WHAT IS BEING ASKED:
Lines containing the string "vlhká" are to be counted; report only how many there are.

------ RECORDS FOR THIS EXERCISE

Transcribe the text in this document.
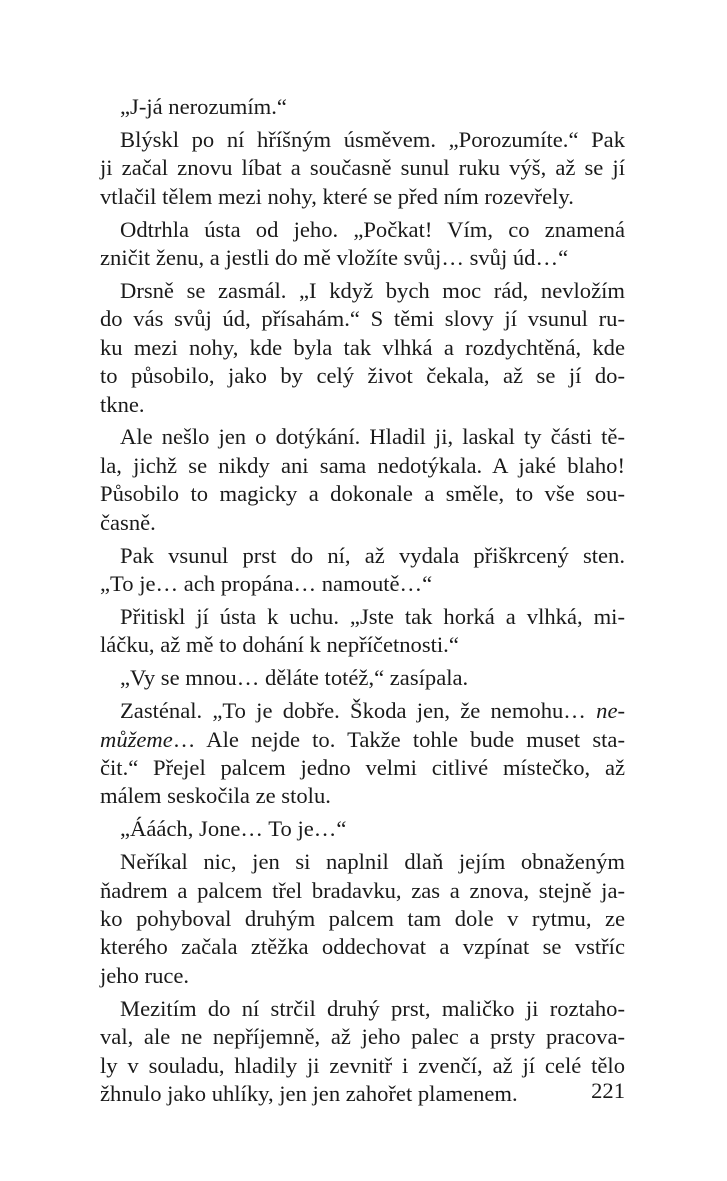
„J-já nerozumím.“

Blýskl po ní hříšným úsměvem. „Porozumíte.“ Pak
ji začal znovu líbat a současně sunul ruku výš, až se jí
vtlačil tělem mezi nohy, které se před ním rozevřely.

Odtrhla ústa od jeho. „Počkat! Vím, co znamená
zničit ženu, a jestli do mě vložíte svůj… svůj úd…“

Drsně se zasmál. „I když bych moc rád, nevložím
do vás svůj úd, přísahám.“ S těmi slovy jí vsunul ru-
ku mezi nohy, kde byla tak vlhká a rozdychtěná, kde
to působilo, jako by celý život čekala, až se jí do-
tkne.

Ale nešlo jen o dotýkání. Hladil ji, laskal ty části tě-
la, jichž se nikdy ani sama nedotýkala. A jaké blaho!
Působilo to magicky a dokonale a směle, to vše sou-
časně.

Pak vsunul prst do ní, až vydala přiškrcený sten.
„To je… ach propána… namoutě…“

Přitiskl jí ústa k uchu. „Jste tak horká a vlhká, mi-
láčku, až mě to dohání k nepříčetnosti.“

„Vy se mnou… děláte totéž,“ zasípala.

Zasténal. „To je dobře. Škoda jen, že nemohu… ne-
můžeme… Ale nejde to. Takže tohle bude muset sta-
čit.“ Přejel palcem jedno velmi citlivé místečko, až
málem seskočila ze stolu.

„Ááách, Jone… To je…“

Neříkal nic, jen si naplnil dlaň jejím obnaženým
ňadrem a palcem třel bradavku, zas a znova, stejně ja-
ko pohyboval druhým palcem tam dole v rytmu, ze
kterého začala ztěžka oddechovat a vzpínat se vstříc
jeho ruce.

Mezitím do ní strčil druhý prst, maličko ji roztaho-
val, ale ne nepříjemně, až jeho palec a prsty pracova-
ly v souladu, hladily ji zevnitř i zvenčí, až jí celé tělo
žhnulo jako uhlíky, jen jen zahořet plamenem.	221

------------

EXERCISE OUTPUT:
2